### Objective
Collect every line that includes the string "equation".

######

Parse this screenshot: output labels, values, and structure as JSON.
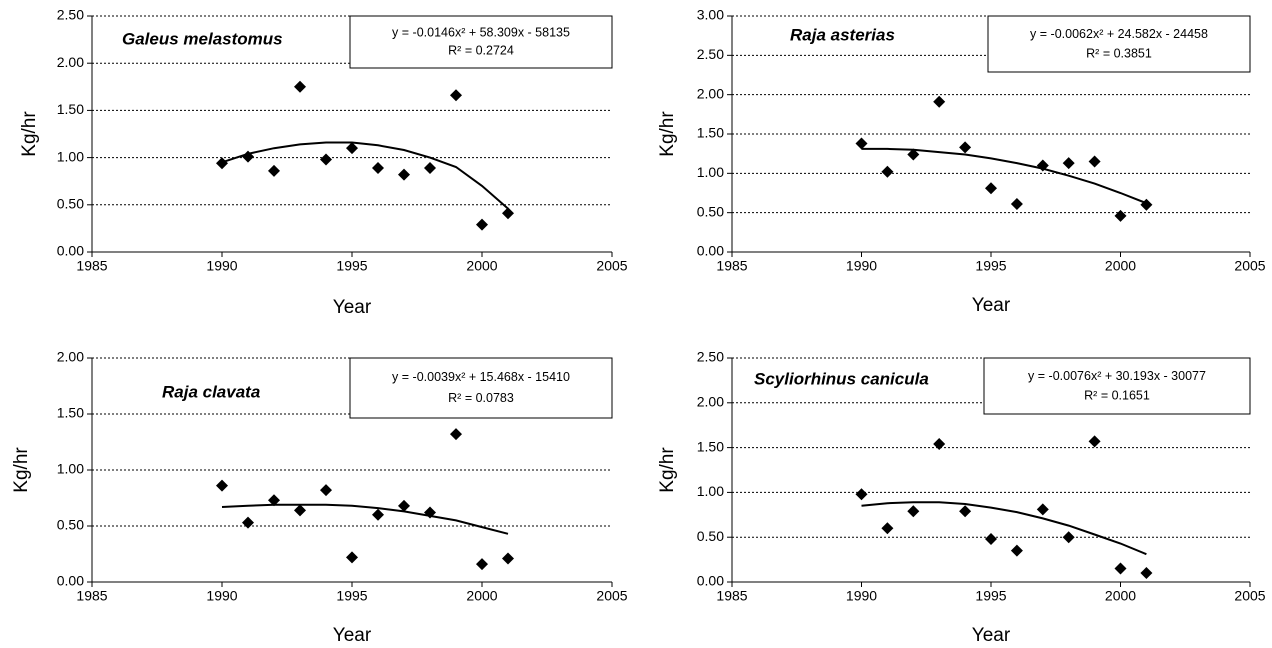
{
  "chart_data": [
    {
      "type": "scatter",
      "title": "Galeus melastomus",
      "equation": "y = -0.0146x² + 58.309x - 58135",
      "r_squared": "R² = 0.2724",
      "x_label": "Year",
      "y_label": "Kg/hr",
      "x": [
        1990,
        1991,
        1992,
        1993,
        1994,
        1995,
        1996,
        1997,
        1998,
        1999,
        2000,
        2001
      ],
      "values": [
        0.94,
        1.01,
        0.86,
        1.75,
        0.98,
        1.1,
        0.89,
        0.82,
        0.89,
        1.66,
        0.29,
        0.41
      ],
      "trend_values": [
        0.95,
        1.04,
        1.1,
        1.14,
        1.16,
        1.16,
        1.13,
        1.08,
        1.0,
        0.9,
        0.7,
        0.46
      ],
      "color": "#000000",
      "xlim": [
        1985,
        2005
      ],
      "xticks": [
        1985,
        1990,
        1995,
        2000,
        2005
      ],
      "ylim": [
        0,
        2.5
      ],
      "yticks": [
        {
          "value": 0,
          "label": "0.00"
        },
        {
          "value": 0.5,
          "label": "0.50"
        },
        {
          "value": 1,
          "label": "1.00"
        },
        {
          "value": 1.5,
          "label": "1.50"
        },
        {
          "value": 2,
          "label": "2.00"
        },
        {
          "value": 2.5,
          "label": "2.50"
        }
      ],
      "grid": true
    },
    {
      "type": "scatter",
      "title": "Raja asterias",
      "equation": "y = -0.0062x² + 24.582x - 24458",
      "r_squared": "R² = 0.3851",
      "x_label": "Year",
      "y_label": "Kg/hr",
      "x": [
        1990,
        1991,
        1992,
        1993,
        1994,
        1995,
        1996,
        1997,
        1998,
        1999,
        2000,
        2001
      ],
      "values": [
        1.38,
        1.02,
        1.24,
        1.91,
        1.33,
        0.81,
        0.61,
        1.1,
        1.13,
        1.15,
        0.46,
        0.6
      ],
      "trend_values": [
        1.31,
        1.31,
        1.3,
        1.27,
        1.24,
        1.19,
        1.13,
        1.06,
        0.97,
        0.87,
        0.75,
        0.62
      ],
      "color": "#000000",
      "xlim": [
        1985,
        2005
      ],
      "xticks": [
        1985,
        1990,
        1995,
        2000,
        2005
      ],
      "ylim": [
        0,
        3
      ],
      "yticks": [
        {
          "value": 0,
          "label": "0.00"
        },
        {
          "value": 0.5,
          "label": "0.50"
        },
        {
          "value": 1,
          "label": "1.00"
        },
        {
          "value": 1.5,
          "label": "1.50"
        },
        {
          "value": 2,
          "label": "2.00"
        },
        {
          "value": 2.5,
          "label": "2.50"
        },
        {
          "value": 3,
          "label": "3.00"
        }
      ],
      "grid": true
    },
    {
      "type": "scatter",
      "title": "Raja clavata",
      "equation": "y = -0.0039x² + 15.468x - 15410",
      "r_squared": "R² = 0.0783",
      "x_label": "Year",
      "y_label": "Kg/hr",
      "x": [
        1990,
        1991,
        1992,
        1993,
        1994,
        1995,
        1996,
        1997,
        1998,
        1999,
        2000,
        2001
      ],
      "values": [
        0.86,
        0.53,
        0.73,
        0.64,
        0.82,
        0.22,
        0.6,
        0.68,
        0.62,
        1.32,
        0.16,
        0.21
      ],
      "trend_values": [
        0.67,
        0.68,
        0.69,
        0.69,
        0.69,
        0.68,
        0.66,
        0.63,
        0.59,
        0.55,
        0.49,
        0.43
      ],
      "color": "#000000",
      "xlim": [
        1985,
        2005
      ],
      "xticks": [
        1985,
        1990,
        1995,
        2000,
        2005
      ],
      "ylim": [
        0,
        2
      ],
      "yticks": [
        {
          "value": 0,
          "label": "0.00"
        },
        {
          "value": 0.5,
          "label": "0.50"
        },
        {
          "value": 1,
          "label": "1.00"
        },
        {
          "value": 1.5,
          "label": "1.50"
        },
        {
          "value": 2,
          "label": "2.00"
        }
      ],
      "grid": true
    },
    {
      "type": "scatter",
      "title": "Scyliorhinus canicula",
      "equation": "y = -0.0076x² + 30.193x - 30077",
      "r_squared": "R² = 0.1651",
      "x_label": "Year",
      "y_label": "Kg/hr",
      "x": [
        1990,
        1991,
        1992,
        1993,
        1994,
        1995,
        1996,
        1997,
        1998,
        1999,
        2000,
        2001
      ],
      "values": [
        0.98,
        0.6,
        0.79,
        1.54,
        0.79,
        0.48,
        0.35,
        0.81,
        0.5,
        1.57,
        0.15,
        0.1
      ],
      "trend_values": [
        0.85,
        0.88,
        0.89,
        0.89,
        0.87,
        0.83,
        0.78,
        0.71,
        0.63,
        0.53,
        0.43,
        0.31
      ],
      "color": "#000000",
      "xlim": [
        1985,
        2005
      ],
      "xticks": [
        1985,
        1990,
        1995,
        2000,
        2005
      ],
      "ylim": [
        0,
        2.5
      ],
      "yticks": [
        {
          "value": 0,
          "label": "0.00"
        },
        {
          "value": 0.5,
          "label": "0.50"
        },
        {
          "value": 1,
          "label": "1.00"
        },
        {
          "value": 1.5,
          "label": "1.50"
        },
        {
          "value": 2,
          "label": "2.00"
        },
        {
          "value": 2.5,
          "label": "2.50"
        }
      ],
      "grid": true
    }
  ]
}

######

### Solution to the problem
      "equation": "y = -0.0146x² + 58.309x - 58135",
      "equation": "y = -0.0062x² + 24.582x - 24458",
      "equation": "y = -0.0039x² + 15.468x - 15410",
      "equation": "y = -0.0076x² + 30.193x - 30077",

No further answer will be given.